TEXTO DE LA PÁGINA:

«A pesar de las 48 horas de gloria, Tamames no deja de ser una persona normal y corriente de 89 años: volviendo a casa en autobús nadie debió levantarse para dejarle sentar»

El espectáculo de Ramón Tamames en el congreso español fue dantesco. De repente, la política volvió a detenerse y el telón volvió a alzarse. Esta vez, con un actor sorprendente e inédito: un hombre de vuelta de todo, absolutamente mal aparcado en ese sillón y en esta sociedad, una patum descontextualizada que sólo entró en ese hemiciclo para hablar de su libro. Y para poder venderlo después a un precio arregladito, por supuesto.

Cuando hubo terminado el paseo por todos los photocalls políticos del Estado, Don Ramón recogió sus cosas y volvió a casa para -políticamente- no volver a salir nunca más. Es cierto que lo hizo con una gran anécdota vital bajo el brazo, de esas que hacen gozo, una historia que hace de buen contar cuando un bisnieto se te pone en la falda, yo de un día para otro salí a todas las televisiones del país porque estuve a punto de derribar un gobierno, caramba, abuelo, qué orejas tan grandes que tienes, son para escucharme mejor, hijo mío.

Y por si fuera poco otra anécdota: Un empresario madrileño invitó al catedrático a un almuerzo para conocer de primera mano su opinión y explica que se puso hasta las trancas de marisco. Cuando el camarero les llevó la cuenta y les preguntó si estaba fresco el marisco, Tamames contestó: "Está todo buenísimo, tanto que me pondrá lo mismo que he comido en un táper para llevarle a mi mujer, que es una enamorada también del mar", contestó el flamante candidato del partido de Abascal. El camarero le llevó encantado el táper y rehizo la cuenta, cuya cuantía superó los 700 euros. El empresario que le acompañaba se quedó de piedra, y es que él fue el encargado de pagarle la cuenta. Es conocida en los mentirosos políticos desde hace décadas la proverbial tacañería del economista.

Pero aunque la aparición estelar de esta semana haya convertido a Ramón Tamames en un personaje único y esperamos que irrepetible, aunque el discurso que perpetró en el Congreso fuera tan patéticamente singular, aunque su acuerdo con Vox haya sido de aquellos que hacen historia, por incoherente y triste, sigue habiendo algo que convierte a Tamames en una persona normal y corriente de 89 años: a pesar de toda la parafernalia mediática, seguro que cuando estaba en el bus, volviendo a casa, nadie se debía levantar para dejarlo sentar.

[Entradas de anotación espacial]
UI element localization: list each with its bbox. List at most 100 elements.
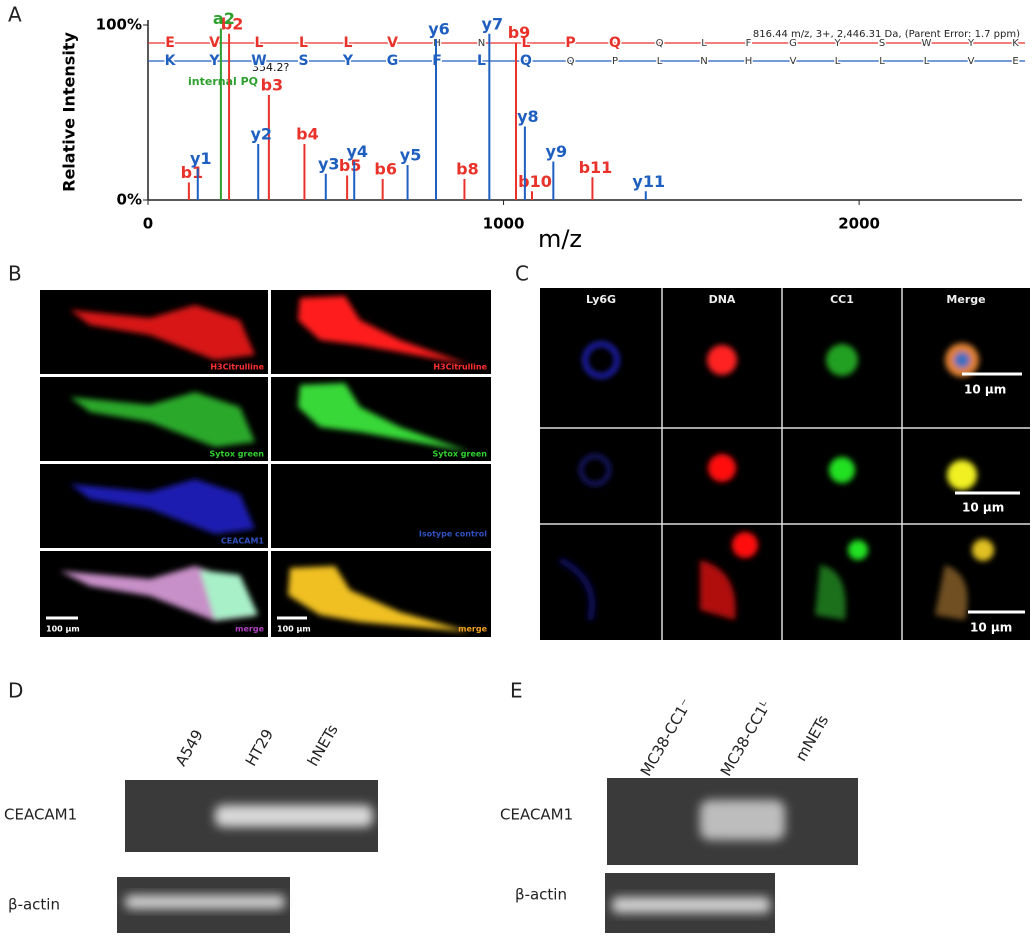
- column-header: CC1: [830, 293, 854, 306]
- sequence-residue: L: [701, 38, 707, 49]
- tile-label: merge: [458, 625, 487, 634]
- peak-label: b11: [579, 158, 613, 177]
- peak-label: y4: [346, 142, 368, 161]
- peak-label: b3: [261, 76, 284, 95]
- sequence-residue: G: [789, 38, 797, 49]
- annotation: internal PQ: [188, 75, 258, 88]
- western-blot: [117, 780, 378, 933]
- tile-label: H3Citrulline: [210, 363, 264, 372]
- lane-label: HT29: [242, 726, 277, 769]
- y-axis-label: Relative Intensity: [60, 32, 79, 192]
- annotation: 354.2?: [252, 61, 289, 74]
- sequence-residue: F: [746, 38, 752, 49]
- sequence-residue: Q: [567, 56, 575, 67]
- sequence-residue: P: [565, 35, 575, 51]
- peak-label: y3: [318, 154, 340, 173]
- sequence-residue: L: [299, 35, 308, 51]
- sequence-residue: K: [1012, 38, 1019, 49]
- peak-label: y5: [400, 146, 422, 165]
- peak-label: b8: [456, 160, 479, 179]
- sequence-residue: L: [657, 56, 663, 67]
- sequence-residue: Y: [342, 53, 354, 69]
- sequence-residue: E: [165, 35, 175, 51]
- row-label: CEACAM1: [4, 806, 77, 824]
- tile-label: H3Citrulline: [433, 363, 487, 372]
- column-header: DNA: [709, 293, 736, 306]
- sequence-residue: Q: [520, 53, 532, 69]
- western-blot: [605, 778, 858, 933]
- cell-grid: Ly6G DNA CC1 Merge 10 µm 10 µm 10 µm: [540, 288, 1030, 640]
- scale-bar-label: 10 µm: [964, 383, 1006, 397]
- sequence-residue: P: [612, 56, 618, 67]
- tile-label: Sytox green: [433, 450, 488, 459]
- tile-label: Isotype control: [419, 530, 487, 539]
- peak-label: y1: [190, 149, 212, 168]
- peak-label: b6: [374, 160, 397, 179]
- sequence-residue: L: [924, 56, 930, 67]
- scale-bar-label: 10 µm: [962, 501, 1004, 515]
- sequence-residue: Y: [833, 38, 841, 49]
- x-tick-label: 1000: [483, 215, 525, 233]
- sequence-residue: L: [255, 35, 264, 51]
- panel-label: E: [510, 679, 523, 703]
- sequence-residue: Q: [656, 38, 664, 49]
- sequence-residue: N: [478, 38, 485, 49]
- sequence-residue: N: [700, 56, 707, 67]
- sequence-residue: V: [968, 56, 975, 67]
- sequence-residue: L: [835, 56, 841, 67]
- scale-bar-label: 100 µm: [46, 625, 80, 634]
- peak-label: b5: [339, 156, 362, 175]
- sequence-residue: Q: [609, 35, 621, 51]
- peak-label: y11: [632, 172, 665, 191]
- sequence-residue: L: [879, 56, 885, 67]
- scale-bar-label: 10 µm: [970, 621, 1012, 635]
- sequence-residue: S: [298, 53, 308, 69]
- x-axis-label: m/z: [538, 225, 582, 253]
- peak-label: b9: [508, 23, 531, 42]
- sequence-residue: H: [745, 56, 753, 67]
- lane-label: MC38-CC1ᴸ: [717, 697, 775, 779]
- sequence-residue: W: [922, 38, 932, 49]
- peak-label: y7: [482, 14, 504, 33]
- sequence-residue: Y: [208, 53, 220, 69]
- sequence-residue: V: [790, 56, 797, 67]
- microscopy-grid: H3Citrulline H3Citrulline Sytox green Sy…: [40, 290, 491, 637]
- sequence-residue: V: [387, 35, 398, 51]
- sequence-residue: L: [477, 53, 486, 69]
- sequence-residue: W: [251, 53, 266, 69]
- lane-label: MC38-CC1⁻: [637, 695, 696, 779]
- panel-label: A: [8, 3, 22, 27]
- peak-label: y9: [546, 142, 568, 161]
- tile-label: Sytox green: [210, 450, 265, 459]
- peak-label: y8: [517, 107, 539, 126]
- panel-label: C: [515, 262, 529, 286]
- sequence-residue: G: [387, 53, 399, 69]
- tile-label: merge: [235, 625, 264, 634]
- lane-label: hNETs: [304, 721, 342, 769]
- column-header: Merge: [946, 293, 985, 306]
- tile-label: CEACAM1: [221, 537, 265, 546]
- row-label: β-actin: [515, 886, 567, 904]
- sequence-residue: L: [344, 35, 353, 51]
- scale-bar-label: 100 µm: [277, 625, 311, 634]
- lane-label: mNETs: [792, 712, 833, 764]
- row-label: CEACAM1: [500, 806, 573, 824]
- row-label: β-actin: [8, 896, 60, 914]
- panel-label: B: [8, 262, 22, 286]
- column-header: Ly6G: [586, 293, 616, 306]
- peak-label: b10: [518, 172, 552, 191]
- y-tick-label: 0%: [117, 191, 142, 209]
- sequence-residue: E: [1012, 56, 1018, 67]
- spectrum: 0%100%010002000EVLLLVHNLPQQLFGYSWYKKYWSY…: [96, 9, 1025, 233]
- peak-label: b2: [221, 14, 244, 33]
- sequence-residue: K: [165, 53, 177, 69]
- sequence-residue: L: [522, 35, 531, 51]
- x-tick-label: 0: [143, 215, 153, 233]
- y-tick-label: 100%: [96, 16, 142, 34]
- peak-label: y2: [250, 125, 272, 144]
- panel-label: D: [8, 679, 23, 703]
- peak-label: y6: [428, 20, 450, 39]
- peak-label: b4: [296, 125, 319, 144]
- peak-label: a2: [213, 9, 235, 28]
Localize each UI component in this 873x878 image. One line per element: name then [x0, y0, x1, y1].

TAREAS DEL EJERCICIO:
**1.** Por favor, imprime el fragmento del texto sobre Ramón Tamames que empieza con "El espectáculo de" y continúa hasta "arregladito, por supuesto.".
**2.** En el texto sobre Ramón Tamames, ¿qué cantidad superó la cuenta del almuerzo una vez que el camarero la rehízo?

RESULTADOS POR TAREA:
**1.**
El espectáculo de Ramón Tamames en el congreso español fue dantesco. De repente, la política volvió a detenerse y el telón volvió a alzarse. Esta vez, con un actor sorprendente e inédito: un hombre de vuelta de todo, absolutamente mal aparcado en ese sillón y en esta sociedad, una patum descontextualizada que sólo entró en ese hemiciclo para hablar de su libro. Y para poder venderlo después a un precio arregladito, por supuesto.

**2.** Superó los 700 euros.